INCREASE IN AUTHORIZED COMMON SHARES

General

On May 7, 2007, our board of directors approved an amendment to our certificate of incorporation to increase the number of common shares we are authorized to issue from 100,000,000 shares to 150,000,000 shares (the “Common Share Increase”), subject to shareholder approval.  In the event we receive shareholder approval for this action, the Common Share Increase will be implemented through, and become effective upon, the filing with the Delaware Secretary of State of a certificate of amendment to our certificate of incorporation.

Our board of directors recommends that you vote "FOR" the Common Share Increase.  Proxies solicited by our board of directors will be so voted unless your proxy specifies otherwise.

Reason For Common Share Increase

The purpose of the Common Share Increase is to increase the number of common shares available for issuance to ensure that sufficient shares remain available for issuance by the company for future corporate needs.  Our board of directors would be able to issue these additional common shares in its discretion from time to time, subject to any rules or listing requirements of any securities exchange or market on which our common shares are listed or trade, and subject to any other applicable rules and regulations in the case of any particular issuance or reservation for issuance that might require our shareholders to approve such transaction.  The newly authorized common shares could be could be sold or issued in public or private sales, including the sale or issuance of debt or other equity securities convertible into common shares, to raise working capital, to satisfy indebtedness, to provide compensation including under current or future equity compensation plan, to make additional acquisitions or enter into business combinations, or to facilitate stock splits or stock dividends.  Our board of directors believes that these additional shares will provide us with needed flexibility to issue shares in the future without the potential expense or delay incident to obtaining shareholder approval for any particular issuance.  There are currently no plans, arrangements, commitments or understandings with respect to the issuance of any of the additional common shares that would be authorized by the proposed amendment.

Rights of Additional Authorized Shares

Any additional common shares authorized as a result of the Common Share Increase would, if and when issued, be part of our existing class of common shares and would have the same rights and privileges as common shares currently outstanding.  Our shareholders do not have pre-emptive rights with respect to the common shares.  Accordingly, should our board of directors issue additional common shares authorized as a result of the Common Share Increase, existing shareholders would not have any preferential rights to purchase any of such shares.

● **Problem 1**
Transcribe the share-increase text from "Rights of Additional" to "of such shares.".
These records are unrelated to the share-increase text.

● **Spatial annotation records**
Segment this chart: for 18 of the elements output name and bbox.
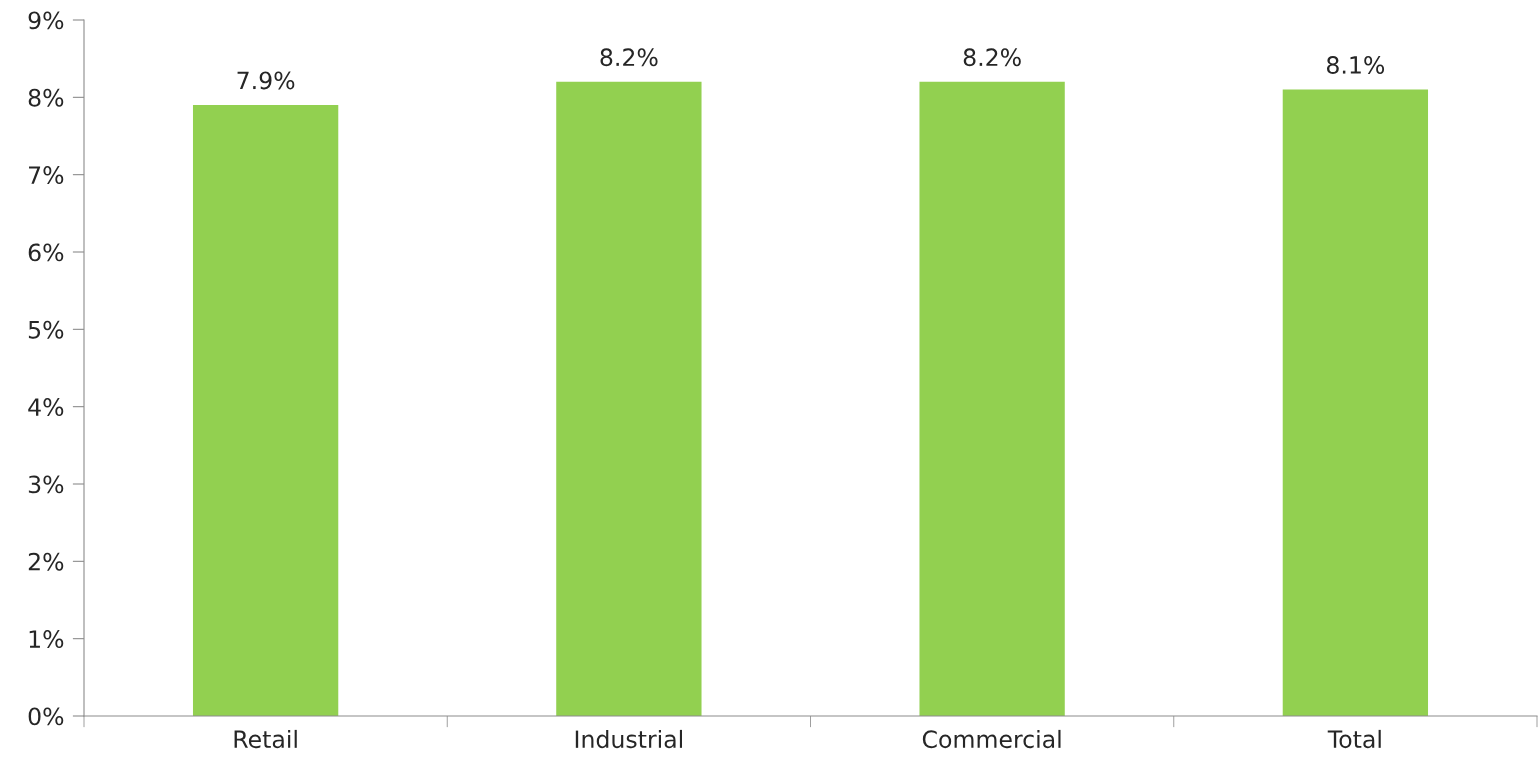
data-label: 7.9% [237, 71, 295, 90]
x-tick-label: Commercial [922, 729, 1061, 749]
data-label: 8.2% [963, 48, 1021, 67]
x-tick-label: Total [1327, 729, 1381, 749]
y-tick-label: 9% [28, 11, 64, 30]
y-tick-label: 6% [28, 243, 64, 262]
x-tick-label: Industrial [575, 729, 683, 749]
x-tick-label: Retail [234, 729, 297, 749]
y-tick-label: 0% [28, 707, 64, 726]
y-tick-label: 7% [29, 166, 64, 184]
y-tick-label: 8% [28, 88, 64, 107]
y-tick-label: 3% [28, 475, 64, 494]
data-label: 8.2% [600, 48, 658, 67]
y-tick-label: 1% [29, 630, 64, 648]
data-label: 8.1% [1326, 56, 1385, 74]
y-tick-label: 2% [28, 552, 64, 571]
y-tick-label: 4% [28, 398, 64, 416]
y-tick-label: 5% [28, 320, 64, 339]
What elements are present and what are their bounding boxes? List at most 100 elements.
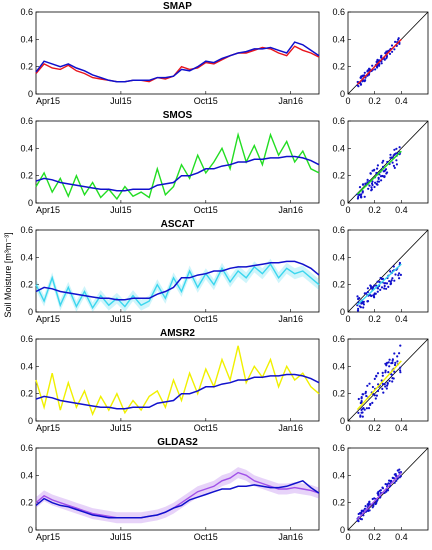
scatter-point (389, 156, 392, 159)
scatter-point (387, 371, 390, 374)
timeseries-axes (35, 447, 320, 531)
y-tick-label: 0.6 (20, 225, 33, 235)
scatter-point (377, 180, 381, 183)
scatter-point (381, 371, 384, 374)
reference-series-line (35, 155, 320, 192)
scatter-point (383, 58, 386, 61)
scatter-point (385, 387, 388, 390)
y-tick-label: 0.4 (20, 143, 33, 153)
scatter-point (376, 492, 379, 495)
scatter-point (363, 507, 366, 510)
scatter-y-tick-label: 0.2 (332, 498, 345, 508)
scatter-point (381, 374, 384, 377)
x-tick-label: Jul15 (110, 96, 132, 106)
y-tick-label: 0.4 (20, 252, 33, 262)
y-tick-label: 0 (28, 525, 33, 535)
scatter-point (366, 70, 369, 73)
scatter-y-tick-label: 0 (340, 89, 345, 99)
scatter-point (362, 393, 365, 396)
scatter-point (396, 355, 399, 358)
scatter-x-tick-label: 0.2 (368, 205, 381, 215)
y-tick-label: 0.2 (20, 171, 33, 181)
x-tick-label: Oct15 (194, 423, 218, 433)
scatter-y-tick-label: 0 (340, 198, 345, 208)
y-tick-label: 0.2 (20, 280, 33, 290)
scatter-point (382, 391, 385, 394)
scatter-point (366, 287, 369, 290)
scatter-point (376, 372, 380, 375)
scatter-point (358, 297, 361, 300)
scatter-point (388, 358, 391, 361)
scatter-point (356, 197, 359, 200)
scatter-point (357, 397, 360, 401)
scatter-point (361, 74, 364, 77)
scatter-point (360, 509, 363, 512)
y-tick-label: 0 (28, 198, 33, 208)
timeseries-axes (35, 120, 320, 204)
scatter-point (388, 365, 391, 368)
scatter-point (382, 165, 385, 168)
scatter-point (371, 287, 374, 290)
scatter-point (394, 273, 397, 276)
scatter-point (386, 160, 389, 164)
scatter-point (360, 193, 363, 196)
x-tick-label: Apr15 (36, 423, 60, 433)
scatter-point (371, 385, 374, 389)
scatter-point (364, 182, 367, 185)
x-tick-label: Jan16 (278, 96, 303, 106)
scatter-point (376, 290, 379, 293)
scatter-point (382, 159, 385, 162)
y-tick-label: 0.6 (20, 443, 33, 453)
scatter-point (392, 164, 395, 167)
scatter-point (386, 384, 389, 387)
one-to-one-line (347, 229, 429, 313)
scatter-point (378, 64, 381, 67)
scatter-point (369, 402, 372, 406)
scatter-point (385, 287, 388, 290)
scatter-point (392, 265, 395, 268)
scatter-point (374, 181, 377, 184)
scatter-point (358, 186, 362, 189)
scatter-point (360, 196, 363, 199)
scatter-point (389, 153, 392, 156)
scatter-x-tick-label: 0 (345, 532, 350, 542)
scatter-point (367, 407, 371, 410)
scatter-point (391, 277, 394, 280)
scatter-point (363, 80, 366, 83)
scatter-point (357, 411, 360, 414)
panel-title: GLDAS2 (157, 437, 198, 448)
scatter-point (371, 64, 374, 67)
scatter-point (374, 397, 377, 400)
scatter-x-tick-label: 0.4 (395, 532, 408, 542)
scatter-point (361, 415, 364, 418)
scatter-point (368, 67, 371, 70)
scatter-point (366, 178, 369, 181)
scatter-point (375, 394, 378, 397)
scatter-point (374, 68, 377, 71)
x-tick-label: Oct15 (194, 96, 218, 106)
scatter-point (389, 270, 392, 273)
scatter-point (357, 85, 360, 88)
y-tick-label: 0.4 (20, 34, 33, 44)
scatter-point (357, 307, 360, 310)
scatter-point (370, 294, 373, 298)
scatter-point (384, 282, 387, 285)
scatter-point (381, 161, 384, 164)
scatter-point (393, 370, 396, 373)
scatter-point (385, 282, 389, 285)
scatter-point (379, 288, 382, 291)
scatter-point (393, 473, 396, 476)
scatter-point (376, 389, 380, 393)
scatter-point (398, 277, 401, 280)
regression-line (356, 38, 402, 85)
scatter-point (398, 471, 401, 474)
x-tick-label: Jul15 (110, 205, 132, 215)
scatter-point (366, 384, 369, 387)
scatter-y-tick-label: 0.2 (332, 389, 345, 399)
scatter-point (370, 186, 373, 189)
scatter-point (359, 76, 362, 79)
panel-title: SMOS (163, 110, 193, 121)
scatter-point (372, 504, 375, 507)
scatter-point (386, 171, 389, 174)
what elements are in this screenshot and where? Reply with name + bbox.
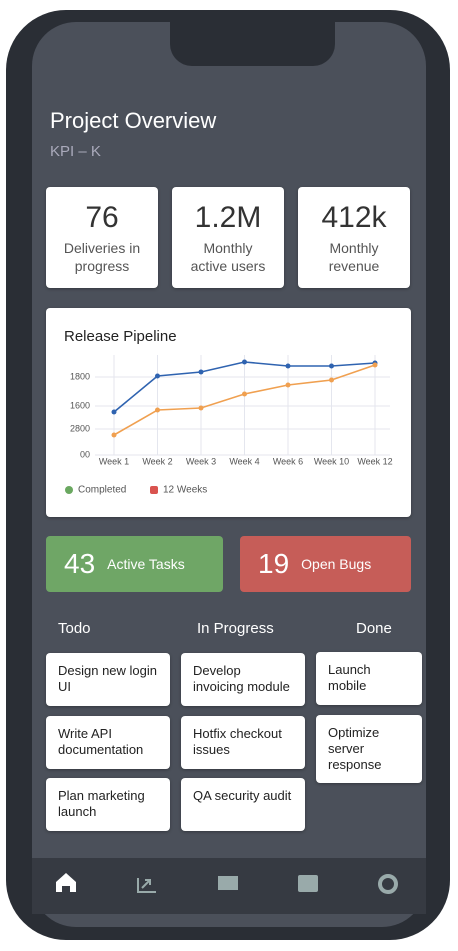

● **Problem 2**
Repeat word for word the lines of the records from the line with "data-label: 7.9% [237, 71, 295, 90]" to the line with "x-tick-label: Retail [234, 729, 297, 749]", both included, and give only those lines.

● **Task output 1**
Rights of Additional Authorized Shares

Any additional common shares authorized as a result of the Common Share Increase would, if and when issued, be part of our existing class of common shares and would have the same rights and privileges as common shares currently outstanding.  Our shareholders do not have pre-emptive rights with respect to the common shares.  Accordingly, should our board of directors issue additional common shares authorized as a result of the Common Share Increase, existing shareholders would not have any preferential rights to purchase any of such shares.

● **Task output 2**
data-label: 7.9% [237, 71, 295, 90]
x-tick-label: Commercial [922, 729, 1061, 749]
data-label: 8.2% [963, 48, 1021, 67]
x-tick-label: Total [1327, 729, 1381, 749]
y-tick-label: 9% [28, 11, 64, 30]
y-tick-label: 6% [28, 243, 64, 262]
x-tick-label: Industrial [575, 729, 683, 749]
x-tick-label: Retail [234, 729, 297, 749]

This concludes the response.